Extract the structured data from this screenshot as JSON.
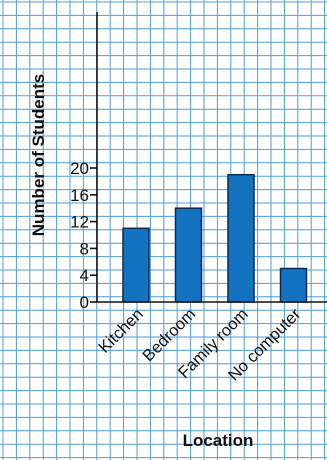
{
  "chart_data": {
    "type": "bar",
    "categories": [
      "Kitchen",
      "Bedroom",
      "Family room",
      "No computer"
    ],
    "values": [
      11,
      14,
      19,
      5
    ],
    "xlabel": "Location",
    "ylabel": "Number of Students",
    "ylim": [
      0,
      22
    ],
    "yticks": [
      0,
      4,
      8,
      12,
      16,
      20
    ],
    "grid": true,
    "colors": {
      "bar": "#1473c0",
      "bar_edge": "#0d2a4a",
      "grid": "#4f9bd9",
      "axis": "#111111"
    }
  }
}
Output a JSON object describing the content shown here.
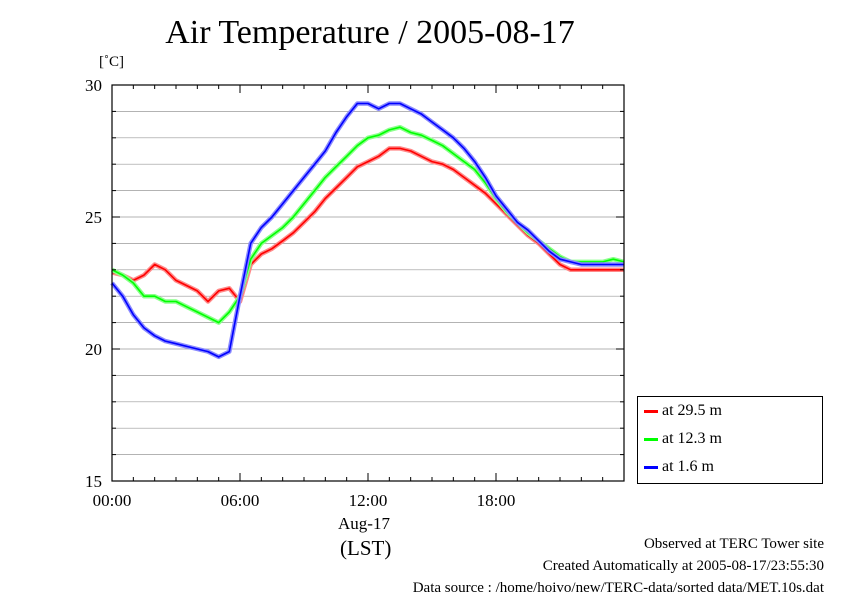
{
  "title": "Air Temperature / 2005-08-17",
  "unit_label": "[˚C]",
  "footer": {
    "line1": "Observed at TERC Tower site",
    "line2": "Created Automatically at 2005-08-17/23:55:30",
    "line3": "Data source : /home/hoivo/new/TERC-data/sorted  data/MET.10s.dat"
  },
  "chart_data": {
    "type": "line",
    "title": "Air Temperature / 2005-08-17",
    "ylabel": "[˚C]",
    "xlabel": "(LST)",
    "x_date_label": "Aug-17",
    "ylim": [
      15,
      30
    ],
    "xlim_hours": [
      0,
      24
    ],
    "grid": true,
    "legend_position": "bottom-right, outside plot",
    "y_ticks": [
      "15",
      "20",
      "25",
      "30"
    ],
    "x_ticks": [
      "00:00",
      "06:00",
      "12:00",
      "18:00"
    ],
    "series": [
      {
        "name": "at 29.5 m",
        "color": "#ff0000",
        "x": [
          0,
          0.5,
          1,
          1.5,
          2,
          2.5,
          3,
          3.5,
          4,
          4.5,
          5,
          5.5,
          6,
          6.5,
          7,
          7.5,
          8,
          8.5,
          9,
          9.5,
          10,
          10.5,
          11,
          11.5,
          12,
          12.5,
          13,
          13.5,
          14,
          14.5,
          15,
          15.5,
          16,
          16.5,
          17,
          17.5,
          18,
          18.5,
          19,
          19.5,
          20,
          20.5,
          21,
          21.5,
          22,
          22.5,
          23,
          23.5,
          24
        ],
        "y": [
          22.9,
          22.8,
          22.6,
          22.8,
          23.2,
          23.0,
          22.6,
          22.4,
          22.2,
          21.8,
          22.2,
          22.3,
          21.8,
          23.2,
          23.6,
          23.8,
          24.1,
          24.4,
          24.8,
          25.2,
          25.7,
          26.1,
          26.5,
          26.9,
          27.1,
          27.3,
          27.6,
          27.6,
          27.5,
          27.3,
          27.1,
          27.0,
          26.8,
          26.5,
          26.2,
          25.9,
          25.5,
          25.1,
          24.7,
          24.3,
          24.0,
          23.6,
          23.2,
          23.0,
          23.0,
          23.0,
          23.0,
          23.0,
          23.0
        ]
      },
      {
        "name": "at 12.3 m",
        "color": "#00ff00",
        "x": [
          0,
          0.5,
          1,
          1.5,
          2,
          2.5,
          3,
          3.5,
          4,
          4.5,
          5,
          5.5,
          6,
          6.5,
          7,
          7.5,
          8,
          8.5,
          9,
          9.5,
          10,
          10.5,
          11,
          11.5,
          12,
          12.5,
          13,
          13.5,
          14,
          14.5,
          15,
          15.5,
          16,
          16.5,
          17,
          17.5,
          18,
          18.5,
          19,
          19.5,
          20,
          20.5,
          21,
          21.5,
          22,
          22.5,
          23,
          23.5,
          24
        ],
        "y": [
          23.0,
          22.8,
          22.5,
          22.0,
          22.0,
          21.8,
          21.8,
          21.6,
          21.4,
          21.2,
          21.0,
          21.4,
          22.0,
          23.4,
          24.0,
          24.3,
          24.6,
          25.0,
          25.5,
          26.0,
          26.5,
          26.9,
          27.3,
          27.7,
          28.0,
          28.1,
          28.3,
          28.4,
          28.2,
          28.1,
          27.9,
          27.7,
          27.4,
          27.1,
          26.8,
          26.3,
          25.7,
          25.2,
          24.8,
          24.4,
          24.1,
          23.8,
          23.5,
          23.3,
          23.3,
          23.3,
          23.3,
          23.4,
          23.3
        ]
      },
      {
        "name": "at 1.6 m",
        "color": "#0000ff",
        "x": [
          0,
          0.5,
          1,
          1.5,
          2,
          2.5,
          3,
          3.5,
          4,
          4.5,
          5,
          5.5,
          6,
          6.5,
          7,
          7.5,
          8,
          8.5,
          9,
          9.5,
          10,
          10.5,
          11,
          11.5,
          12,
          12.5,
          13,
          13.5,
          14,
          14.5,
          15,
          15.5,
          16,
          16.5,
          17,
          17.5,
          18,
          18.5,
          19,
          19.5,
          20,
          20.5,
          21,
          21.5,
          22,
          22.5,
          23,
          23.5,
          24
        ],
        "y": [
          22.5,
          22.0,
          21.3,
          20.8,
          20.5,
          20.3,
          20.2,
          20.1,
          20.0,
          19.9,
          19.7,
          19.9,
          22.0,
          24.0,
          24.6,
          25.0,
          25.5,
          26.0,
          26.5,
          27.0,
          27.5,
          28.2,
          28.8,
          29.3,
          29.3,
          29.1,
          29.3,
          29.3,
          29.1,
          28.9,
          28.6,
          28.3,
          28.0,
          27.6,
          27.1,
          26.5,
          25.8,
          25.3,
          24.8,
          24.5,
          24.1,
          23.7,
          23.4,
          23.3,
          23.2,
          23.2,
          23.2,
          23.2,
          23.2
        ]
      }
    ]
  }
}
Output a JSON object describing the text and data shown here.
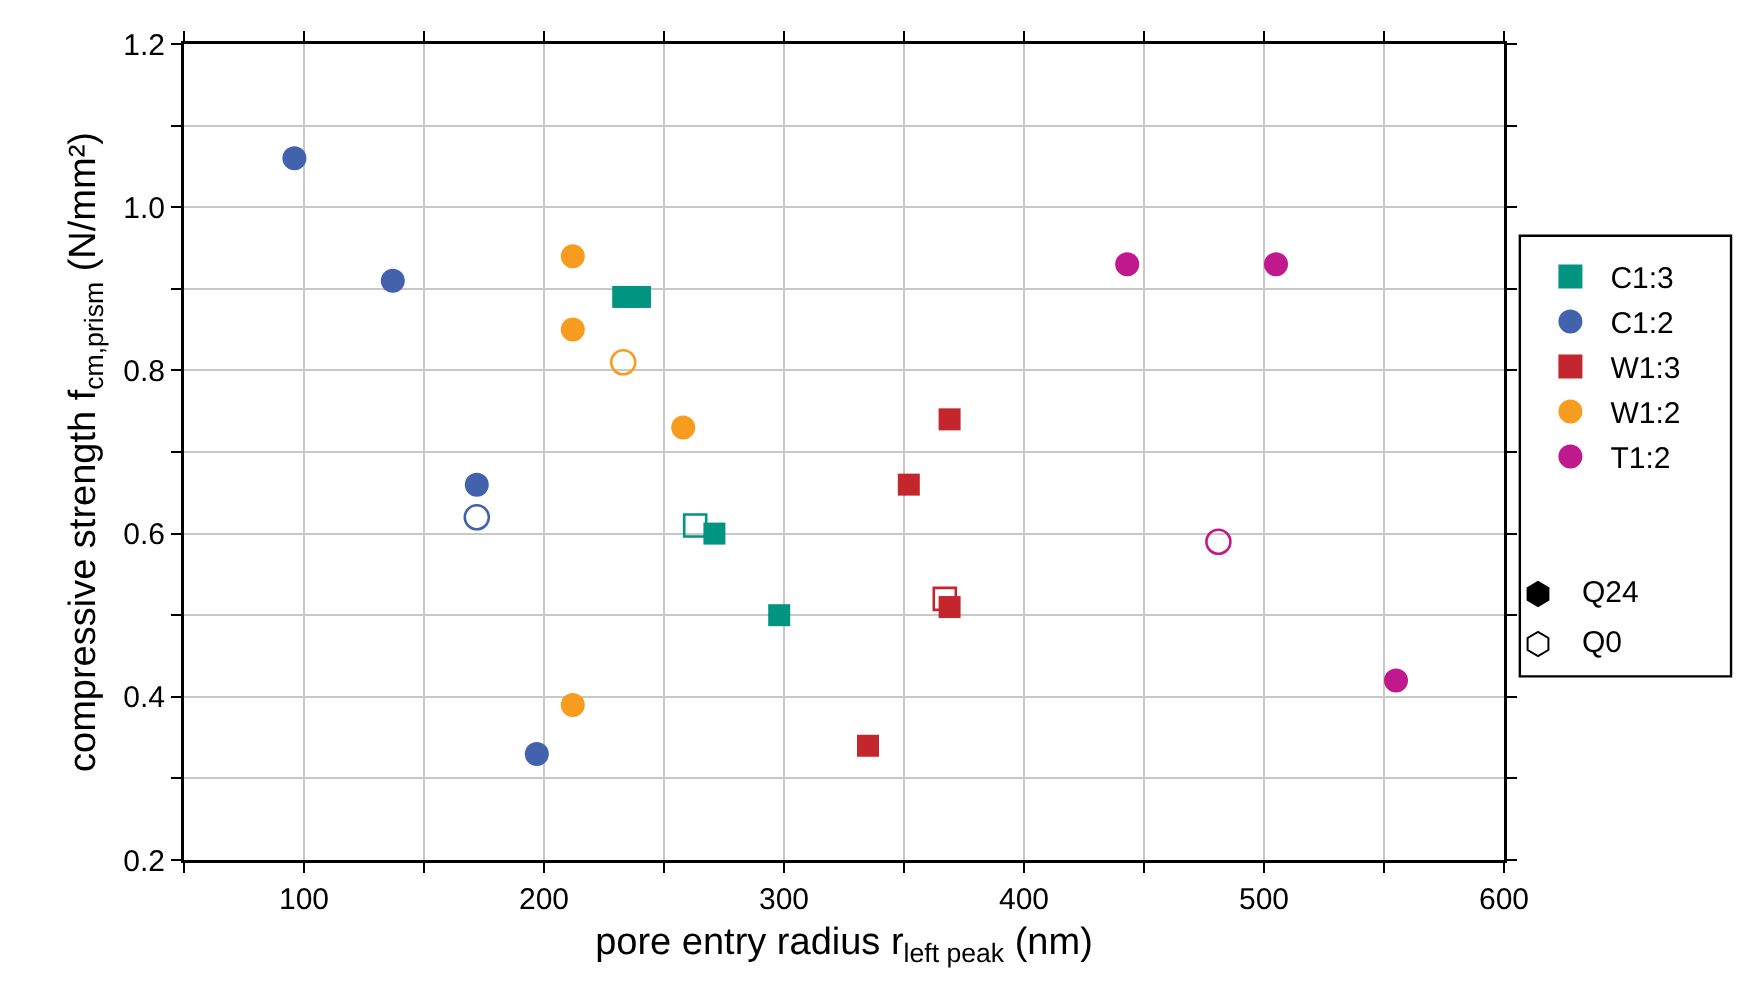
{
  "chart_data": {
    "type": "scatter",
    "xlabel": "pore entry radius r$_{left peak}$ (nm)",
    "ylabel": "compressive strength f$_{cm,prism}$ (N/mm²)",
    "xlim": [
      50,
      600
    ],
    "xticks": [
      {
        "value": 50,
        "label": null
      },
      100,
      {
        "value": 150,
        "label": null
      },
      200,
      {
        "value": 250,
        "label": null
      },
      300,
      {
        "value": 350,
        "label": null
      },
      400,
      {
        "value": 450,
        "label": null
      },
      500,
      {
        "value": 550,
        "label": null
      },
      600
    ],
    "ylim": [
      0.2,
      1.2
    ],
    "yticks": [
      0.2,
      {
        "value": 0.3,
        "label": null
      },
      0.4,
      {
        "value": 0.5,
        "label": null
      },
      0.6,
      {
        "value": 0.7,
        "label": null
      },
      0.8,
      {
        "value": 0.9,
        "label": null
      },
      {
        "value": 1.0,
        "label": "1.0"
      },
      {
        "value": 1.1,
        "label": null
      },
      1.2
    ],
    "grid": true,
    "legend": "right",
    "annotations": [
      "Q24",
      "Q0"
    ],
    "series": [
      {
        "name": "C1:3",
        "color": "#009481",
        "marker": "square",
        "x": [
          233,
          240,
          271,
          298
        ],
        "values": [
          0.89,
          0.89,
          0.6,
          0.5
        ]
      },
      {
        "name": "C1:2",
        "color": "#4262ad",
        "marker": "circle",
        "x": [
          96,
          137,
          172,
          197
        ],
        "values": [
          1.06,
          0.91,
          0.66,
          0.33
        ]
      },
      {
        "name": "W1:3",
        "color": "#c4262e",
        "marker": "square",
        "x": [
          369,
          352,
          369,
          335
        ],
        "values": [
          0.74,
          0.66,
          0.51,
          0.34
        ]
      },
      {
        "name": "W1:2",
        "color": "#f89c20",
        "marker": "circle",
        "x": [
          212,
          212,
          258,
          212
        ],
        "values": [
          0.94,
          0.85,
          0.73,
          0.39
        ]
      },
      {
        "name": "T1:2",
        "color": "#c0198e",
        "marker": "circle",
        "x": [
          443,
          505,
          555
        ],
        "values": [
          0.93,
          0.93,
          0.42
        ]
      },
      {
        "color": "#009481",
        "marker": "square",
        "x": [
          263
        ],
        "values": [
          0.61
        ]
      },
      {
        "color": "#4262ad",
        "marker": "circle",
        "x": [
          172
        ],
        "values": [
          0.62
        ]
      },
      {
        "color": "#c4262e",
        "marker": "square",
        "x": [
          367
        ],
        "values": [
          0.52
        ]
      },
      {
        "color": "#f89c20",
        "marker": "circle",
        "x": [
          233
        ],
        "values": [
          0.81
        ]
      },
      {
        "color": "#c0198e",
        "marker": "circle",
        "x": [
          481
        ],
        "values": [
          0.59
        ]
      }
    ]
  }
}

++++++++

GOAL: From the data above, copy each line that has the string "right".

THE REPLY:
    "legend_position": "bottom-right, outside plot",
    "legend": "right",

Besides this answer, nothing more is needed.